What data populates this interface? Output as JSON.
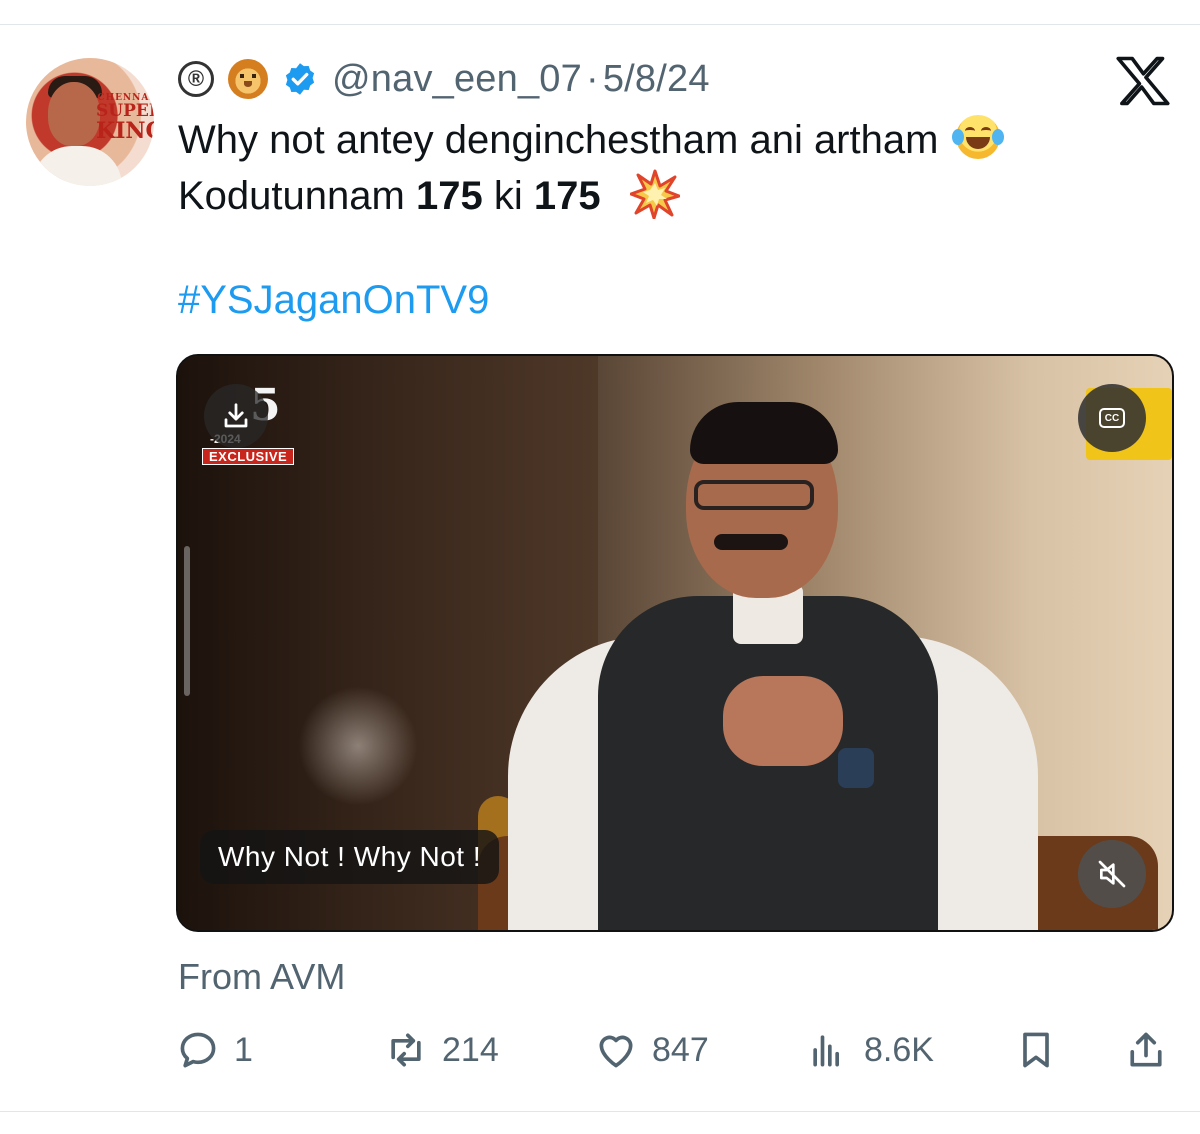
{
  "tweet": {
    "handle": "@nav_een_07",
    "separator": "·",
    "date": "5/8/24",
    "text_line1": "Why not antey denginchestham ani artham",
    "text_line2_part1": "Kodutunnam ",
    "text_line2_bold1": "175",
    "text_line2_part2": " ki ",
    "text_line2_bold2": "175",
    "hashtag": "#YSJaganOnTV9",
    "source": "From AVM"
  },
  "avatar": {
    "csk_line1": "CHENNAI",
    "csk_line2": "SUPER",
    "csk_line3": "KINGS"
  },
  "header_icons": {
    "registered_glyph": "®",
    "icons": [
      "registered-icon",
      "lion-face-icon",
      "verified-badge-icon"
    ]
  },
  "media": {
    "logo_number": "5",
    "logo_year": "-2024",
    "logo_tag": "EXCLUSIVE",
    "caption": "Why Not ! Why Not !",
    "cc_label": "CC"
  },
  "actions": {
    "replies": "1",
    "reposts": "214",
    "likes": "847",
    "views": "8.6K"
  },
  "colors": {
    "accent": "#1d9bf0",
    "secondary_text": "#536471",
    "primary_text": "#0f1419"
  }
}
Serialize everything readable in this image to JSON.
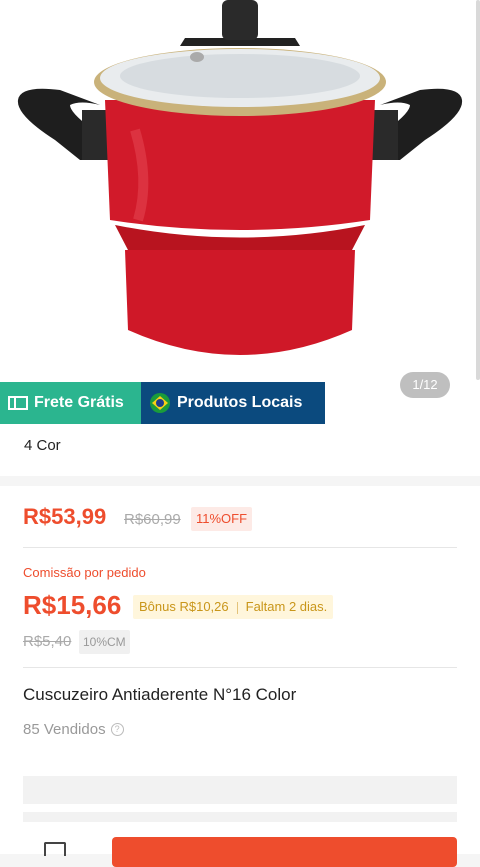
{
  "hero": {
    "image_alt": "Red steamer pot with glass lid",
    "counter": "1/12"
  },
  "badges": {
    "free_shipping": "Frete Grátis",
    "local_products": "Produtos Locais"
  },
  "variants": {
    "label": "4 Cor"
  },
  "pricing": {
    "price": "R$53,99",
    "original_price": "R$60,99",
    "discount": "11%OFF"
  },
  "commission": {
    "label": "Comissão por pedido",
    "value": "R$15,66",
    "bonus": "Bônus R$10,26",
    "remaining": "Faltam 2 dias.",
    "original_value": "R$5,40",
    "rate": "10%CM"
  },
  "product": {
    "title": "Cuscuzeiro Antiaderente N°16 Color",
    "sold": "85 Vendidos"
  },
  "colors": {
    "accent": "#ee4d2d",
    "free_shipping": "#2bb58f",
    "local": "#0b4a7e",
    "bonus_bg": "#fff6dc"
  }
}
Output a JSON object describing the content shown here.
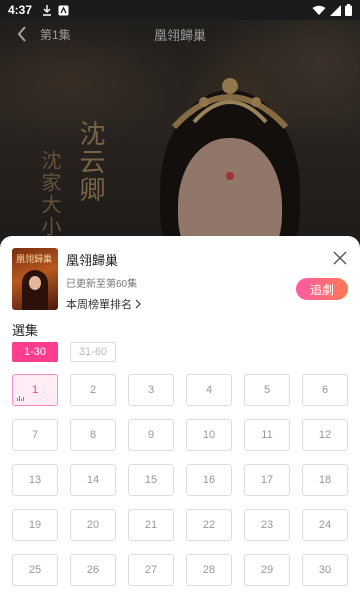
{
  "status_bar": {
    "time": "4:37",
    "icons": [
      "download-icon",
      "app-notification-icon",
      "wifi-icon",
      "signal-icon",
      "battery-icon"
    ]
  },
  "video": {
    "episode_label": "第1集",
    "drama_title": "凰翎歸巢",
    "calligraphy_main": "沈云卿",
    "calligraphy_sub": "沈家大小"
  },
  "sheet": {
    "title": "凰翎歸巢",
    "updated": "已更新至第60集",
    "rank": "本周榜單排名",
    "follow_label": "追劇",
    "section_title": "選集",
    "ranges": [
      {
        "label": "1-30",
        "active": true
      },
      {
        "label": "31-60",
        "active": false
      }
    ],
    "episodes": [
      "1",
      "2",
      "3",
      "4",
      "5",
      "6",
      "7",
      "8",
      "9",
      "10",
      "11",
      "12",
      "13",
      "14",
      "15",
      "16",
      "17",
      "18",
      "19",
      "20",
      "21",
      "22",
      "23",
      "24",
      "25",
      "26",
      "27",
      "28",
      "29",
      "30"
    ],
    "current_episode": "1",
    "accent_color": "#ff3d8f"
  }
}
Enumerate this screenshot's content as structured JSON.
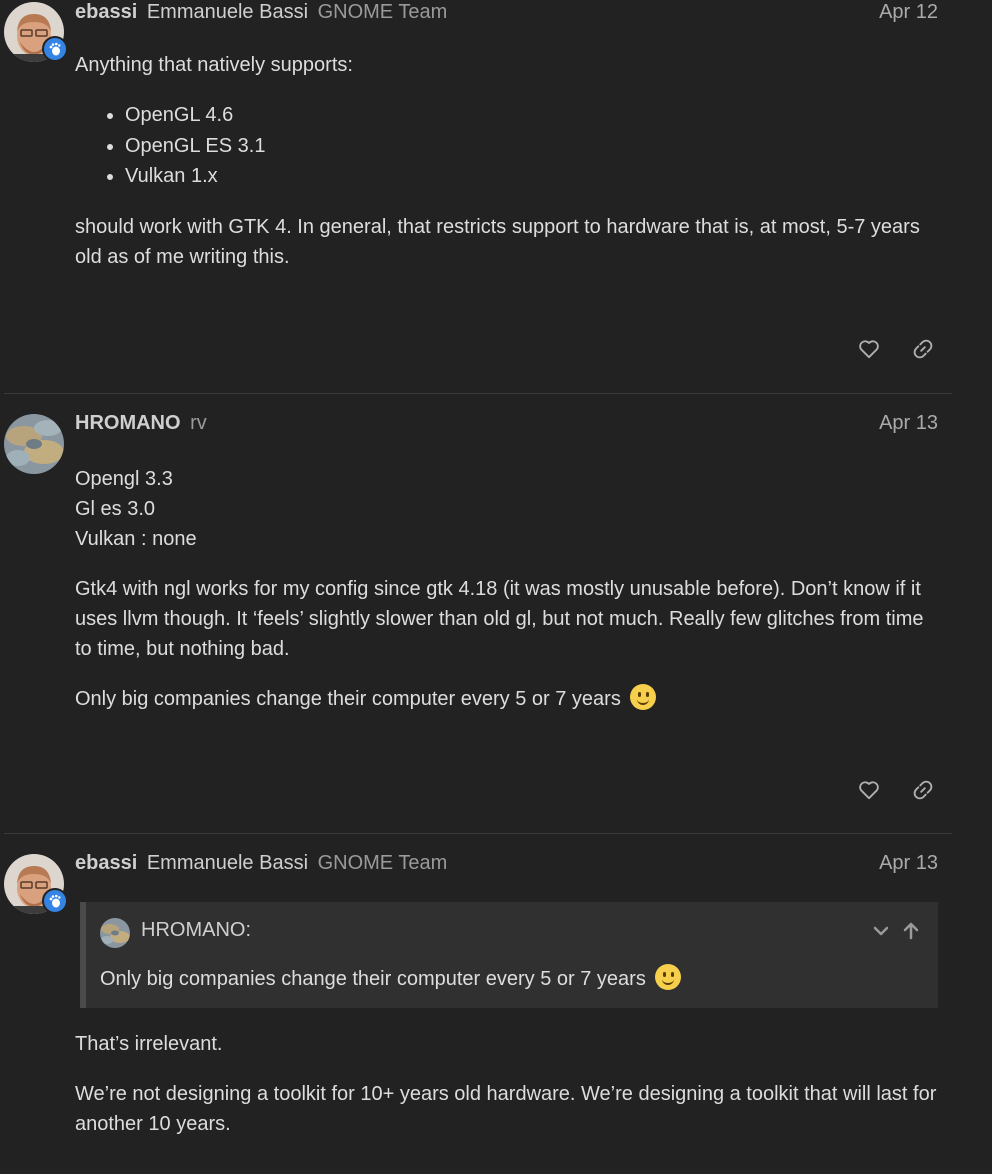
{
  "posts": [
    {
      "username": "ebassi",
      "full_name": "Emmanuele Bassi",
      "user_title": "GNOME Team",
      "date": "Apr 12",
      "intro": "Anything that natively supports:",
      "list": [
        "OpenGL 4.6",
        "OpenGL ES 3.1",
        "Vulkan 1.x"
      ],
      "outro": "should work with GTK 4. In general, that restricts support to hardware that is, at most, 5-7 years old as of me writing this."
    },
    {
      "username": "HROMANO",
      "user_title": "rv",
      "date": "Apr 13",
      "lines": [
        "Opengl 3.3",
        "Gl es 3.0",
        "Vulkan : none"
      ],
      "paragraph": "Gtk4 with ngl works for my config since gtk 4.18 (it was mostly unusable before). Don’t know if it uses llvm though. It ‘feels’ slightly slower than old gl, but not much. Really few glitches from time to time, but nothing bad.",
      "closing": "Only big companies change their computer every 5 or 7 years"
    },
    {
      "username": "ebassi",
      "full_name": "Emmanuele Bassi",
      "user_title": "GNOME Team",
      "date": "Apr 13",
      "quote": {
        "author": "HROMANO:",
        "text": "Only big companies change their computer every 5 or 7 years"
      },
      "paragraphs": [
        "That’s irrelevant.",
        "We’re not designing a toolkit for 10+ years old hardware. We’re designing a toolkit that will last for another 10 years."
      ]
    }
  ],
  "icons": {
    "like": "heart-icon",
    "share": "link-icon",
    "expand": "chevron-down-icon",
    "jump": "arrow-up-icon",
    "emoji": "slightly-smiling-face"
  },
  "colors": {
    "background": "#222222",
    "flair": "#3584e4",
    "emoji": "#f6d04d"
  }
}
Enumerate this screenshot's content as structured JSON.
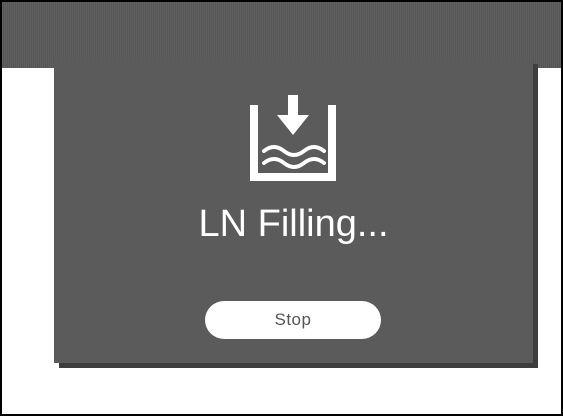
{
  "dialog": {
    "icon": "tank-fill-down-arrow-icon",
    "status_text": "LN Filling...",
    "stop_label": "Stop"
  },
  "colors": {
    "top_bar": "#5a5a5a",
    "dialog_background": "#5b5b5b",
    "dialog_shadow": "#3e3e3e",
    "text": "#ffffff",
    "button_background": "#ffffff",
    "button_text": "#555555"
  }
}
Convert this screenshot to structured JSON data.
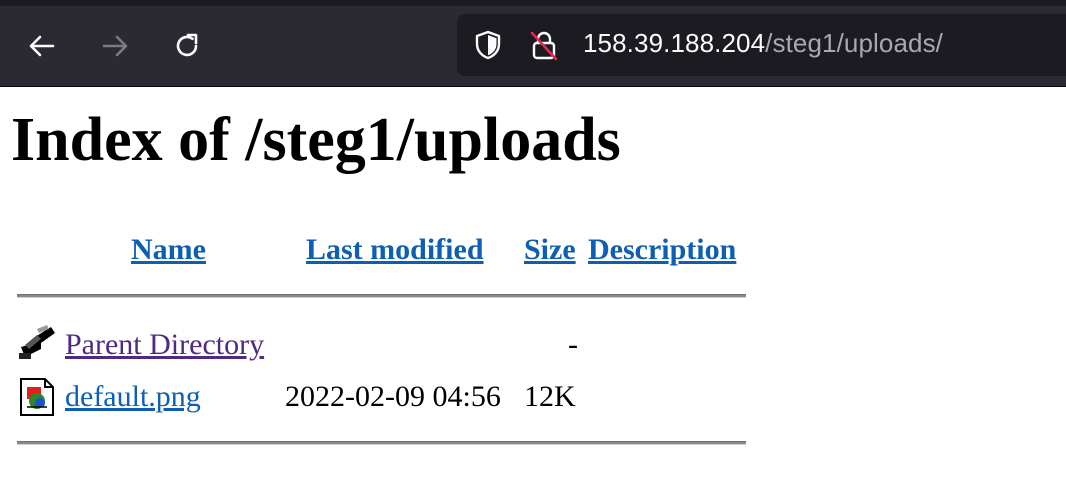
{
  "browser": {
    "url_host": "158.39.188.204",
    "url_path": "/steg1/uploads/"
  },
  "page": {
    "title": "Index of /steg1/uploads",
    "columns": {
      "name": "Name",
      "last_modified": "Last modified",
      "size": "Size",
      "description": "Description"
    },
    "rows": [
      {
        "icon": "back-folder-icon",
        "name": "Parent Directory",
        "last_modified": "",
        "size": "-",
        "description": ""
      },
      {
        "icon": "image-file-icon",
        "name": "default.png",
        "last_modified": "2022-02-09 04:56",
        "size": "12K",
        "description": ""
      }
    ]
  },
  "colors": {
    "toolbar": "#2b2a33",
    "urlbar": "#1c1b22",
    "link": "#0c5fb5",
    "visited_link": "#4f2a85"
  }
}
____________________
*Task prompt:*
From the entries above, extract each line containing "data".

*Response to this task:*
What data populates this interface? Output as JSON.
Convert this screenshot to structured JSON data.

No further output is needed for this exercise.